=== WORK INSTRUCTIONS ===
1. Write out the book-cover guide between "Foreword (by C" and "which they are.", inclusive, renaming "refrigerator" to "toaster" wherever it occurs.
2. Answer these from the book-cover guide:
(a) What earlier collaboration by the same two authors does the guide mention?
(b) What label did a website give to one of C H Clepitt's book covers?
(c) In the "Lower Education" entry, what fault is found with the current blurb?
3. Carry on the book-cover guide from its last line.

=== SUPPLIED TEXT ===
The Grumpy Badger Guide to Book Covers
Category : Grumpy Badger Guides
“Say good-bye to ‘Put a bird on it;’ say hello to ‘Put a torso on it.’
“If you want your book to sell as well as Woodward’s, do what he did* and put a strategic torso on the cover. Clepitt & Liebowitz break it down in this easy-to-understand primer.”
*This part might be a lie.
— The Wall Street Bull (@TheWallStBull) September 13, 2018
Welcome to another epic collaboration by A. M. Leibowitz and C H Clepitt, the team that brought you “The Grumpy Badger Guide to Dinosaur Erotica“.
Foreword (by C H Clepitt).
Those of you who follow me across social media will know that recently one of my book covers was put up on a website and labeled “bad refrigerator art”. A lot of *coughs* well meaning people commented on what a shame it was that what looked like a good story was marred by such a bad cover. I am not particularly bothered by these *coughs*… er people, because they don’t ‘get’ what I’m trying to achieve with my covers, which is a consistent recognisable brand. You know my covers as soon as you see them, and anyone who is not a *coughs* ‘professional’ (read actual potential customers) thinks they are really fun, which they are.
However, some more well meaning folks suggested that if people don’t like my covers, I should change them, and as I always give in to peer pressure, I thought, what does sell? Answer, torsos. So, I have teamed up once more with fellow author A.M. Leibowitz to create new, improved covers and blurbs for not only our books, but some classics whose covers are quite frankly, below parr.
Now, let us begin:
I Wore Heels to the Apocalypse: Tyrone Torso Edition
Tyrone takes his shirt off at one point towards the end, the author is capitalising on this.
Step into a sexy post apocalyptic world, where danger leads to bisexuality and sexy kissings of multiple genders. There is also a badger and possibly zombies, but no-one kisses them.
The apocalypse, danger, badgers, but who can you trust? Follow our hapless heroine as she experiments her way through the apocalypse, with sexy, yet terrifying consequences!
Lower Education: Phin Torso Edition
A.M. Leibowitz and I have worked together on several projects, so they have accepted this constructive criticism of their current cover as clearly having too many clothes in it. Please keep in mind that if you don’t know the author, your negative thoughts are probably best kept to yourself…
Now, the main point when thinking about adding a torso to your cover is, does your book contain a man? You don’t want to deceive your reader. Fortunately, a quick look at the blurb tells me that there are a number of men in this story, so we’re golden. Next we have to draw our torso loving reading in with a good blurb. The current one is frankly, too wordy.
Phin is boring and he knows it. One last job, then he’ll get a life, maybe, but will this job lead to the man of his dreams? Read this steamy story to find out!
Pride and Prejudice: Darcy Torso Edition
Jane Austen knew it, that’s why she told Colin Firth to dive into that lake, then step… out….

=== STORED RECORDS ===
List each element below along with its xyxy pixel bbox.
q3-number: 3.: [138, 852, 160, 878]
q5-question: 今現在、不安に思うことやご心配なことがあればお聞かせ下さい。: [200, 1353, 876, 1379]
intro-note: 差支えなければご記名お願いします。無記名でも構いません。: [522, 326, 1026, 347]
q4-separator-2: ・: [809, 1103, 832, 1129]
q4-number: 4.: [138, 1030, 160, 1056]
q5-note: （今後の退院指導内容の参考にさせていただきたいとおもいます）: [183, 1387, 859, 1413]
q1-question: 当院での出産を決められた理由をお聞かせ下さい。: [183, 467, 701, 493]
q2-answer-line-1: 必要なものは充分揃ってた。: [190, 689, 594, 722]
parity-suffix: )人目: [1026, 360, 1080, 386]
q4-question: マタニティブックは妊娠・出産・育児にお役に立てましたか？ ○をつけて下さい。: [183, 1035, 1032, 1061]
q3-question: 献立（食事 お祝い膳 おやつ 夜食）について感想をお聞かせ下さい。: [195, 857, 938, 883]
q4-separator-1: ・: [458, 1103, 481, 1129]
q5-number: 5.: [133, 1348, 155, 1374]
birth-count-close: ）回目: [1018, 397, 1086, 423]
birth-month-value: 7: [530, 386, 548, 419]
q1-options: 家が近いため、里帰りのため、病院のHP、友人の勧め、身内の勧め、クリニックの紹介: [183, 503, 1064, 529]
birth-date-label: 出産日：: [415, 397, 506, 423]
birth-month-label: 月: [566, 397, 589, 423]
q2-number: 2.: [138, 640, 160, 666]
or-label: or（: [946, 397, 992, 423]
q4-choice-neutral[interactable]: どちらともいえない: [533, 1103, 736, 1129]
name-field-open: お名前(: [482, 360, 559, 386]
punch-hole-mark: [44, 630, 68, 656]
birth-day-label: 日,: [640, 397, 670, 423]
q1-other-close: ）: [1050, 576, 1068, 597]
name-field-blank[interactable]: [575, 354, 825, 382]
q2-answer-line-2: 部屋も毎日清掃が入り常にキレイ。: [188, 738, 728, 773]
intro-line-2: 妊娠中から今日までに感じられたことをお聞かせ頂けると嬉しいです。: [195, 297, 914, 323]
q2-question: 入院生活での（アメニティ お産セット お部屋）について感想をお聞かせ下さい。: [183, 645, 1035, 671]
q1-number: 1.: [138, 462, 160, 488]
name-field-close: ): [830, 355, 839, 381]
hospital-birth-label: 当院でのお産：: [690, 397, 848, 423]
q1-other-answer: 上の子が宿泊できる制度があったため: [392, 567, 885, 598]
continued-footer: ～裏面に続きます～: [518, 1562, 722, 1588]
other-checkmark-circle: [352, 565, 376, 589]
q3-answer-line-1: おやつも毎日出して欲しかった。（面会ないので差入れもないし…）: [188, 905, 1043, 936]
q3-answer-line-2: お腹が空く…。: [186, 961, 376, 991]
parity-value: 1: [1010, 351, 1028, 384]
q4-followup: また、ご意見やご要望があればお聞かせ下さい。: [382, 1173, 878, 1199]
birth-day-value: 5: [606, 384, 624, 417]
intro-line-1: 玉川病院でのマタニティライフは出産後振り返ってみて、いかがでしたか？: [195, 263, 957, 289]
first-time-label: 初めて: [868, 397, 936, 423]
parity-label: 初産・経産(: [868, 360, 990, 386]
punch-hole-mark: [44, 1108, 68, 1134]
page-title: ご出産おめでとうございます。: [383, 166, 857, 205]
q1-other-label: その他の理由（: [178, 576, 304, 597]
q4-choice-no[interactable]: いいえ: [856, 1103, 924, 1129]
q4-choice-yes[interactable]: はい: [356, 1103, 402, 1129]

=== RESULTS ===
1.
Foreword (by C H Clepitt).
Those of you who follow me across social media will know that recently one of my book covers was put up on a website and labeled “bad toaster art”. A lot of *coughs* well meaning people commented on what a shame it was that what looked like a good story was marred by such a bad cover. I am not particularly bothered by these *coughs*… er people, because they don’t ‘get’ what I’m trying to achieve with my covers, which is a consistent recognisable brand. You know my covers as soon as you see them, and anyone who is not a *coughs* ‘professional’ (read actual potential customers) thinks they are really fun, which they are.

2.
(a) "The Grumpy Badger Guide to Dinosaur Erotica"
(b) "bad refrigerator art"
(c) It is too wordy.

3.
There are so many men in this book, torso is surely the next logical step in its cover arc. It will open it up to a whole new generation of readers who have yet to see the BBC version…
Lizzie is a modern girl in a world that’s failing to catch up. She must get married or die a spinster with a ‘tude. She has all but given up hope when not one, but two sexy beaus enter her life, but how will she choose between the down on his luck soldier and the proud, incredibly rich Lord of the Manor? Er… they managed to flesh this out for how many words?!
The Book of Abisan: Torius Torso Edition
Torius gets changed at one point, revealing that he has a tattooed torso, and we think this is the money spinner for the entire book.
This book is mostly about kick ass women, fighting the patriarchy, but where you have patriarchy you have torsos, so don’t be disappointed. There is also a hairy soldier who takes his shirt off at one point, but no actual kissing in this one, maybe next time, folks.
Enter a world where women are tough and men are super manly, occasionally hairy, and there’s swords, lots of swords. Not as much nudity as Game of Thrones, but as you can see from the cover, we have torsos…
Pink in the Mirror: Random Torso Edition
OK, so, this one is more tough. It’s lesbians, so torsos are more hard to come by. Still, there is a polite young man, and as most young men know, it’s only polite to remove one’s shirt when asked, so let’s go with that…
This seems to be mainly about girls and cars, so the torso is fairly tenuous, but we have a torso cover, so we still need to draw in our torso loving reader with a good blurb!
Girls, grease and cars, what more could a polite young man want? But when it turns out your girlfriend prefers girls, can your torso save the day? Spoiler… no.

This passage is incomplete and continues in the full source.